* **Aim**: Using the records provided below, locate and copy each line that contains the word "JSON".

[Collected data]
○ ○ ○ ○

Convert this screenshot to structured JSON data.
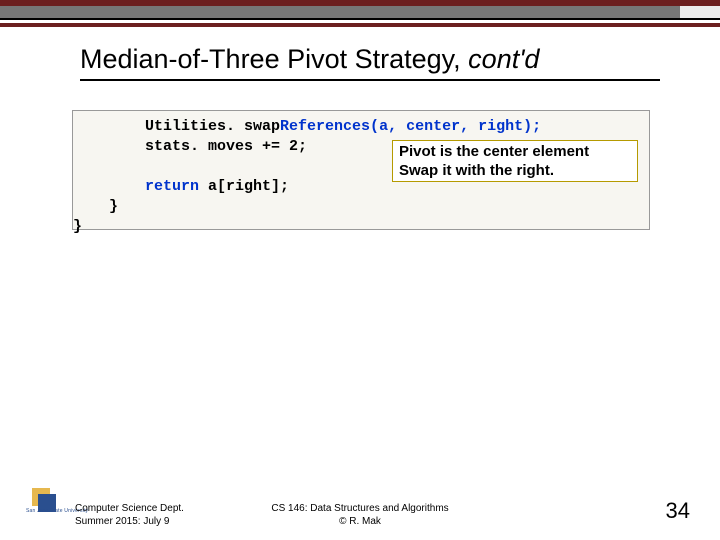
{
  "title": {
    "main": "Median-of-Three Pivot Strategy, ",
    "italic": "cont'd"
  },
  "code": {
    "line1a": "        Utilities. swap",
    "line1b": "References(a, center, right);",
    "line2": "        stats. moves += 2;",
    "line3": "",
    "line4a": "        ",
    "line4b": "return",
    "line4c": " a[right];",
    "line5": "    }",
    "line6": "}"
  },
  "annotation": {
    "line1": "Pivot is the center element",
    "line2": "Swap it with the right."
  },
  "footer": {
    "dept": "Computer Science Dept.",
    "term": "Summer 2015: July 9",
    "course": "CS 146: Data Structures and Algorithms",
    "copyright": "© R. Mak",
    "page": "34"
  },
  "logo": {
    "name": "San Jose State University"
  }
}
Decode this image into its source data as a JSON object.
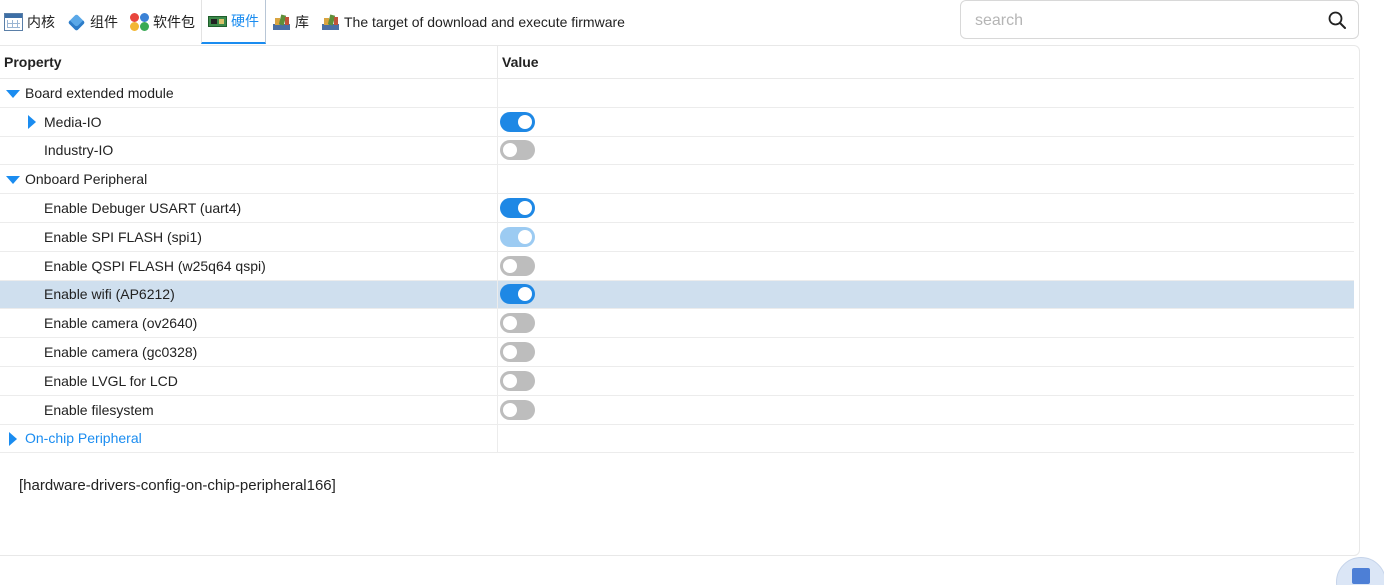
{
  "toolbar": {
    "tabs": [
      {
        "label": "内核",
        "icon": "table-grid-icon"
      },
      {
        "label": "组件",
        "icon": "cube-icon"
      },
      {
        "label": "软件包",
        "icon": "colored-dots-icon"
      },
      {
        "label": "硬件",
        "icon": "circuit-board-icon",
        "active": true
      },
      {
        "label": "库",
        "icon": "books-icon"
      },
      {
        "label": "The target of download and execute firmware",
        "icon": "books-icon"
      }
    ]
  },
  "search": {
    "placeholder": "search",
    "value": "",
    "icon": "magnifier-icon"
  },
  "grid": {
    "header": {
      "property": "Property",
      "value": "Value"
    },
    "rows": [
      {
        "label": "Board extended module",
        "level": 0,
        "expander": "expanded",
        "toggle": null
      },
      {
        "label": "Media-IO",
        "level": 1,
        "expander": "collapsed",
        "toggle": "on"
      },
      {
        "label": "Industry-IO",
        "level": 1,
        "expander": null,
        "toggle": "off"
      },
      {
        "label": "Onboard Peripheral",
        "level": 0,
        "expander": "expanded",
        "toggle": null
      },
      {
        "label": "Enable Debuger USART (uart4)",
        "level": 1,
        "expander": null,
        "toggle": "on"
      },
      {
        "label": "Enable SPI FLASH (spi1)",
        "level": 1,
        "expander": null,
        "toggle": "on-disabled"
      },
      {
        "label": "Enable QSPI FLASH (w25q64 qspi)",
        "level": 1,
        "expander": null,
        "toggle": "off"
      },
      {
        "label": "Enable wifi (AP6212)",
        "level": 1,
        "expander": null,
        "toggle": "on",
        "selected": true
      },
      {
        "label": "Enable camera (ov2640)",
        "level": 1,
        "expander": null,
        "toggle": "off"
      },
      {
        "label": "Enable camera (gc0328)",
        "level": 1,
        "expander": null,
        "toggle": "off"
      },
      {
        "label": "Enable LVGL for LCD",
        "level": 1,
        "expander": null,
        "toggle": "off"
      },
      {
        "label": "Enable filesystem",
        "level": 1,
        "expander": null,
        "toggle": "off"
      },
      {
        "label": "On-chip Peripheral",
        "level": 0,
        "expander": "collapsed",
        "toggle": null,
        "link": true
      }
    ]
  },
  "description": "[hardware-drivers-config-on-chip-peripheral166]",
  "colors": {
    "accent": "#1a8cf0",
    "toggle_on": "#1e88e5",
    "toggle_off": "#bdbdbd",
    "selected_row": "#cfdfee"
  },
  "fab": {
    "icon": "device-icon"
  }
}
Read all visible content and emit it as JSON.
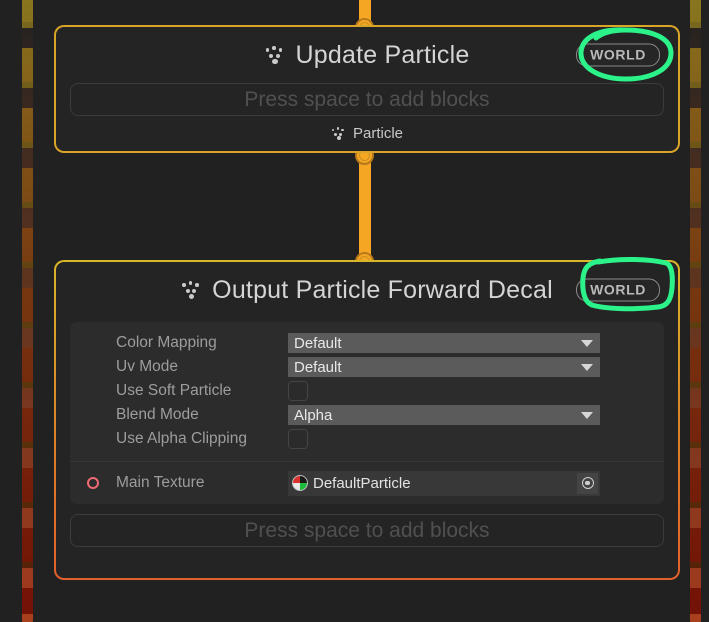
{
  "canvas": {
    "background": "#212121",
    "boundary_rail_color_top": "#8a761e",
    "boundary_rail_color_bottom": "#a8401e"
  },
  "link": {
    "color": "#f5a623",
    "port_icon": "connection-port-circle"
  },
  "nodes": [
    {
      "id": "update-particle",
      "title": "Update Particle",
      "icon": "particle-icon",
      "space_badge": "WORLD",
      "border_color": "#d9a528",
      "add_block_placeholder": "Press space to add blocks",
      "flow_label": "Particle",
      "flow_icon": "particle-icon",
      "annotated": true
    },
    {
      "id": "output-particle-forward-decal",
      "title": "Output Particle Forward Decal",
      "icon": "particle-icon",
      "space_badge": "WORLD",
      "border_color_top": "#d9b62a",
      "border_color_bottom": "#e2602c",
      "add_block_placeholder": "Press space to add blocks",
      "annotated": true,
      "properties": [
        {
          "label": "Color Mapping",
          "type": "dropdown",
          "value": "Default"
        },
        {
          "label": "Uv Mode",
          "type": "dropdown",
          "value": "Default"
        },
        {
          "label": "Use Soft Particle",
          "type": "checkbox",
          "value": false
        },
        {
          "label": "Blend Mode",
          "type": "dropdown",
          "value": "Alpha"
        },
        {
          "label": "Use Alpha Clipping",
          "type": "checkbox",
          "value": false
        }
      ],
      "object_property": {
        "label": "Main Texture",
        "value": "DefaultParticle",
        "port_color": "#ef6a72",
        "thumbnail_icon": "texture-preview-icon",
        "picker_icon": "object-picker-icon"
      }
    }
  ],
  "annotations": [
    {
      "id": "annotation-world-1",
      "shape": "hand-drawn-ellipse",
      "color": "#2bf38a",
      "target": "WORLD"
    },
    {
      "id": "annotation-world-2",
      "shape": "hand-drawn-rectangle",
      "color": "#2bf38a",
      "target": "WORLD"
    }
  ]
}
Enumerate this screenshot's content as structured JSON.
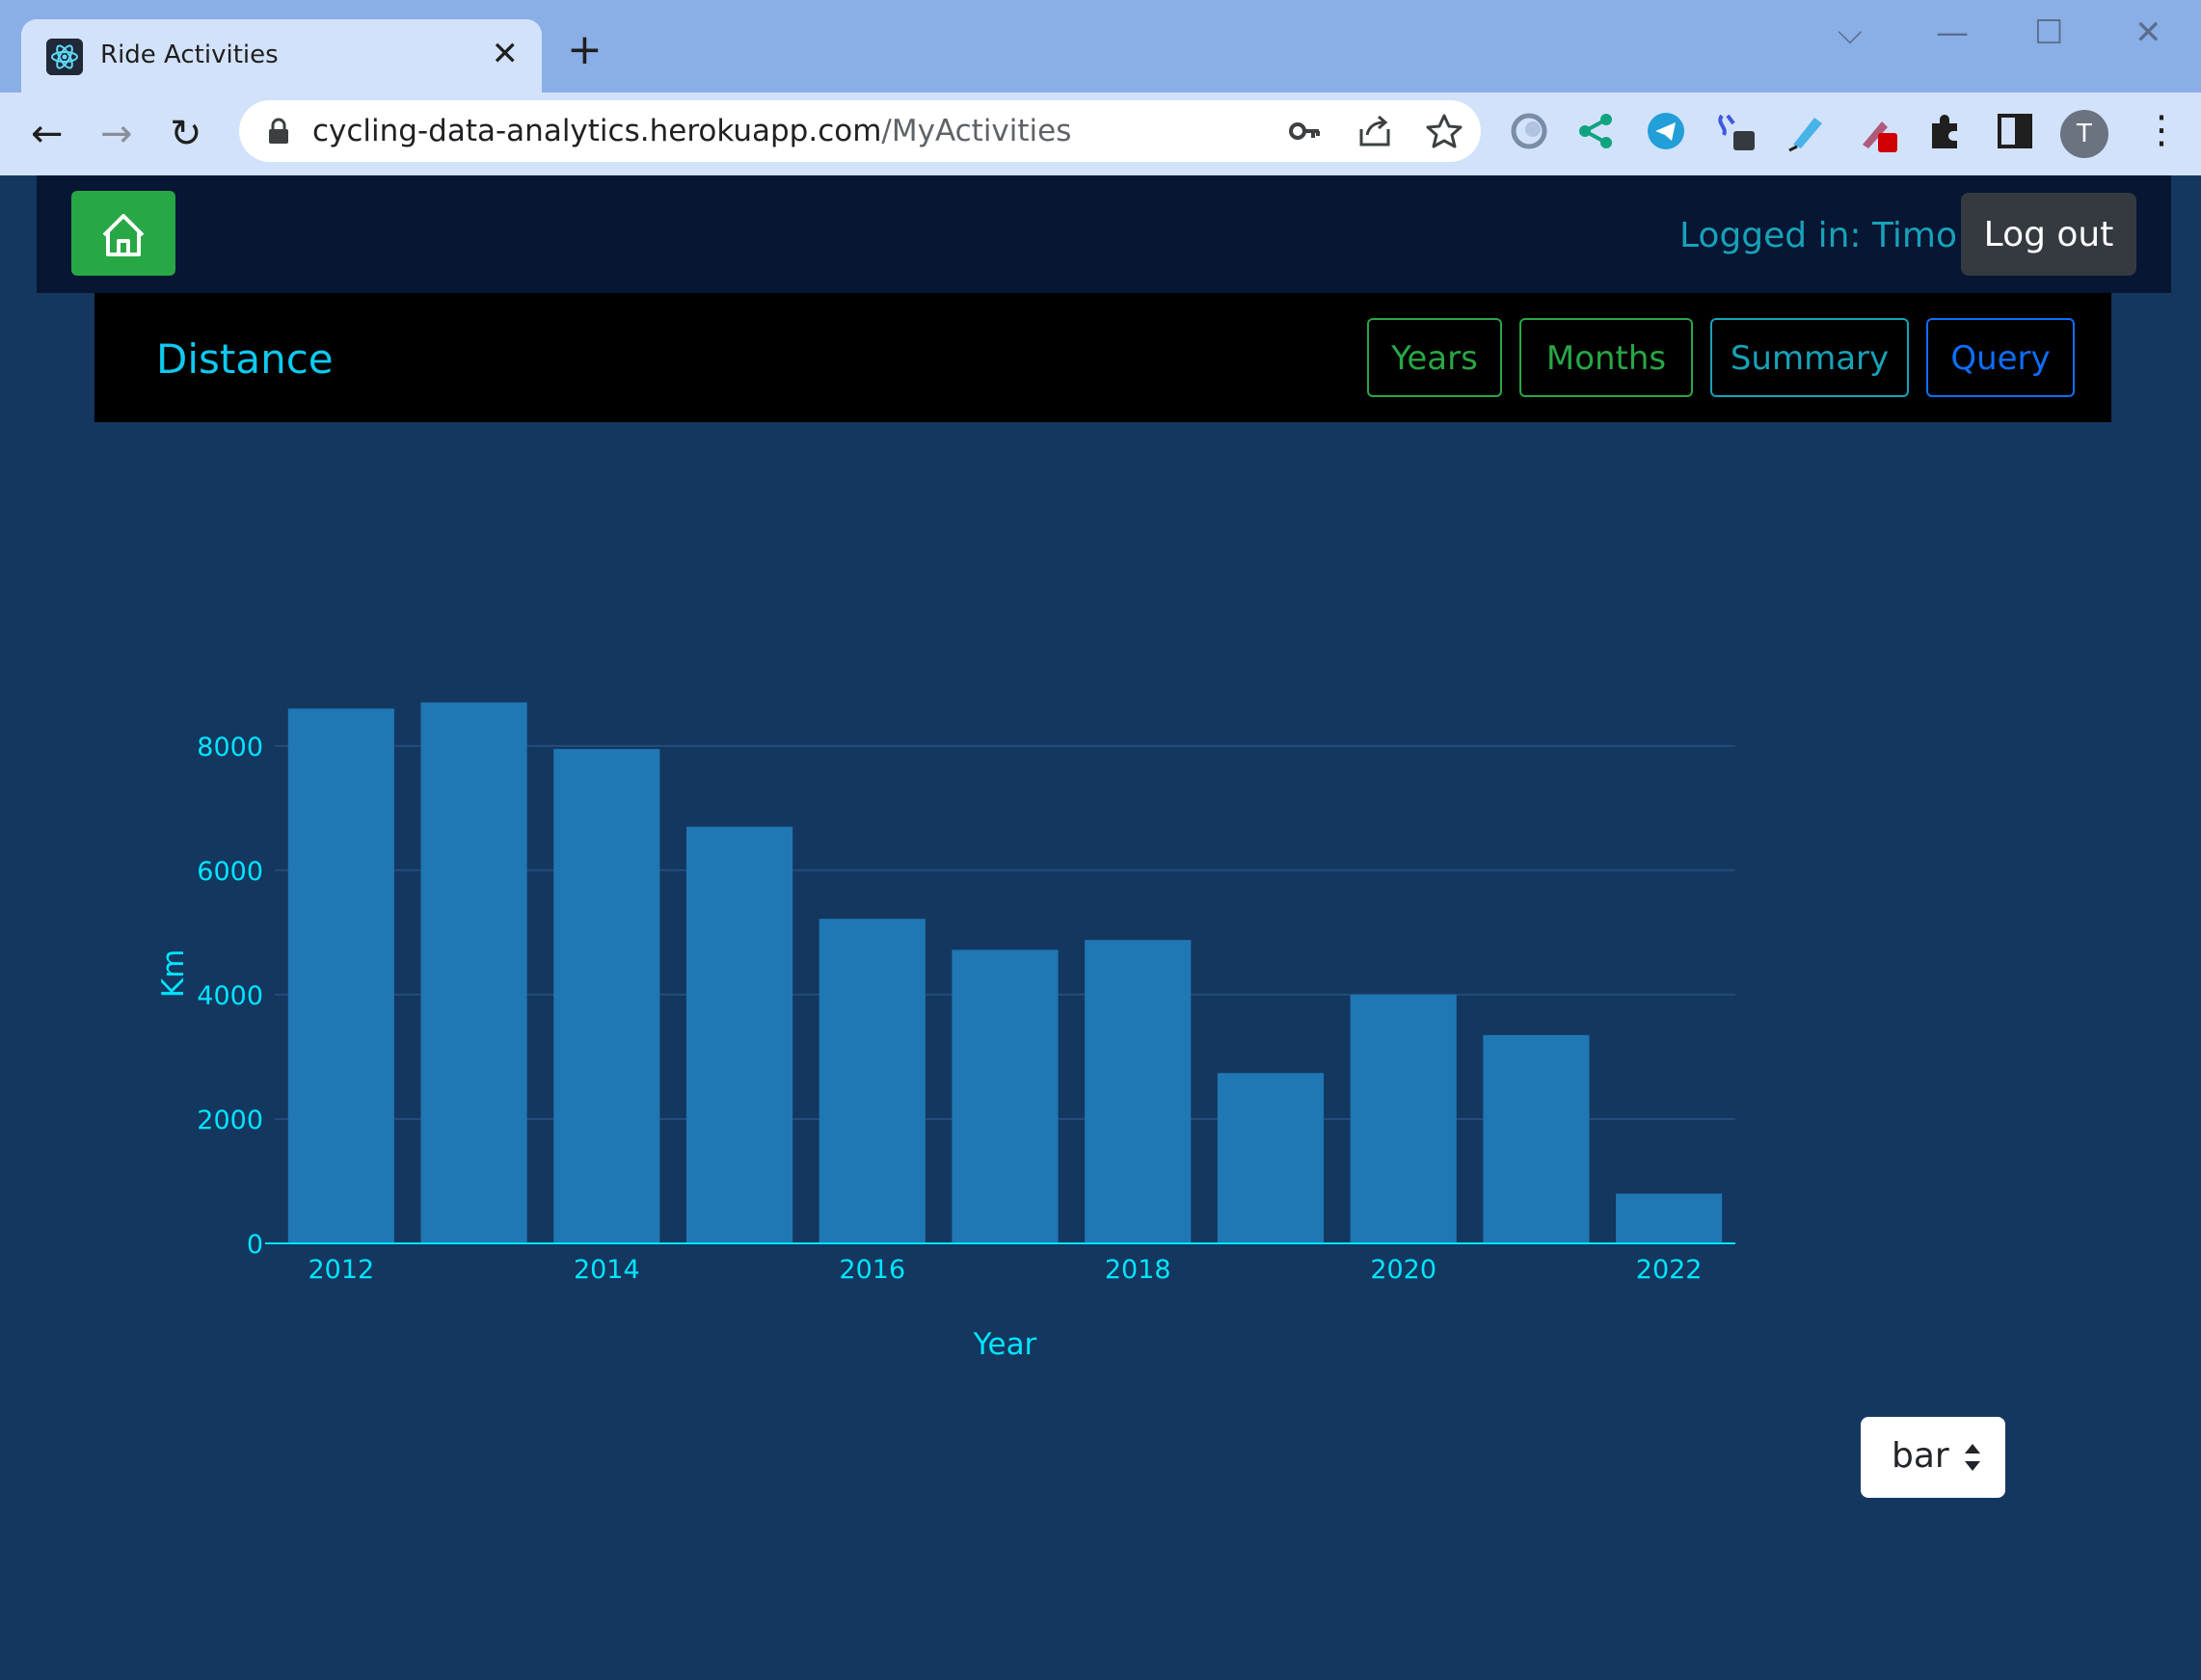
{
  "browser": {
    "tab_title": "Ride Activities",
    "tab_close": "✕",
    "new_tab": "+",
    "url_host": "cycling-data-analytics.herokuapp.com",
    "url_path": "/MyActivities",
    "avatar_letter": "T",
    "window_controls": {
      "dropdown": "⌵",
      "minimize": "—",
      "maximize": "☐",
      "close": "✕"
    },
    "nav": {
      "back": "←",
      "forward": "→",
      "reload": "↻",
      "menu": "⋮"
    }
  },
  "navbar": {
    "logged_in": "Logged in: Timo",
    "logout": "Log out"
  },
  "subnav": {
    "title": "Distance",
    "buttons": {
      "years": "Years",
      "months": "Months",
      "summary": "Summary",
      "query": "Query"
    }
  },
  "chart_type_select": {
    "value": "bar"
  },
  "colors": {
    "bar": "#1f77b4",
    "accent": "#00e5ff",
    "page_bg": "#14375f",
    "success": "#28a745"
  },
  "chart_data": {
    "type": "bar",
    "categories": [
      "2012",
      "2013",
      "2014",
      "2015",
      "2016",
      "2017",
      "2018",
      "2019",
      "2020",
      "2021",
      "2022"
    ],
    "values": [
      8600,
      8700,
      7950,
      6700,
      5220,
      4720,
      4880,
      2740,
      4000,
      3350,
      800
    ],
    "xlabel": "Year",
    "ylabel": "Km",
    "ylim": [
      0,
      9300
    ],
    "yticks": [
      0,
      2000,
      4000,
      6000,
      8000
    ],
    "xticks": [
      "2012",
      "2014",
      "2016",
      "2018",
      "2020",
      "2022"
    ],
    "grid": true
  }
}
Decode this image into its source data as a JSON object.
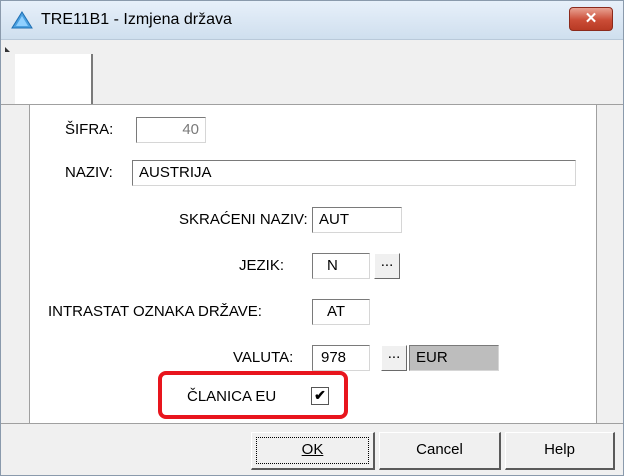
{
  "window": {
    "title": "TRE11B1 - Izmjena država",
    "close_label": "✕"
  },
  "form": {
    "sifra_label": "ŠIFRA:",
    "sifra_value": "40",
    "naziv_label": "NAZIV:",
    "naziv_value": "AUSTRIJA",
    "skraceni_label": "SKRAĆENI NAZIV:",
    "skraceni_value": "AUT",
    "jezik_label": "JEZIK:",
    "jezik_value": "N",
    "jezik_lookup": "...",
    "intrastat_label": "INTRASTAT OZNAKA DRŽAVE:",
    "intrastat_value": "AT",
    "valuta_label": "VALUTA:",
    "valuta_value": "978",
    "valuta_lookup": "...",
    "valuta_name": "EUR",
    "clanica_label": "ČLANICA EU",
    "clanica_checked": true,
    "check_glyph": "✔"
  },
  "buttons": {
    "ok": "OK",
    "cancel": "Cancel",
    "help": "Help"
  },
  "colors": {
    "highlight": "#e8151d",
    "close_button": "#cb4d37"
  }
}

○ ○ ○ ○

* **Output**:
Convert this screenshot to structured JSON data.
Decode this image into its source data as a JSON object.
Read all visible content and emit it as JSON.
Enumerate this screenshot's content as structured JSON.
Decode this image into its source data as a JSON object.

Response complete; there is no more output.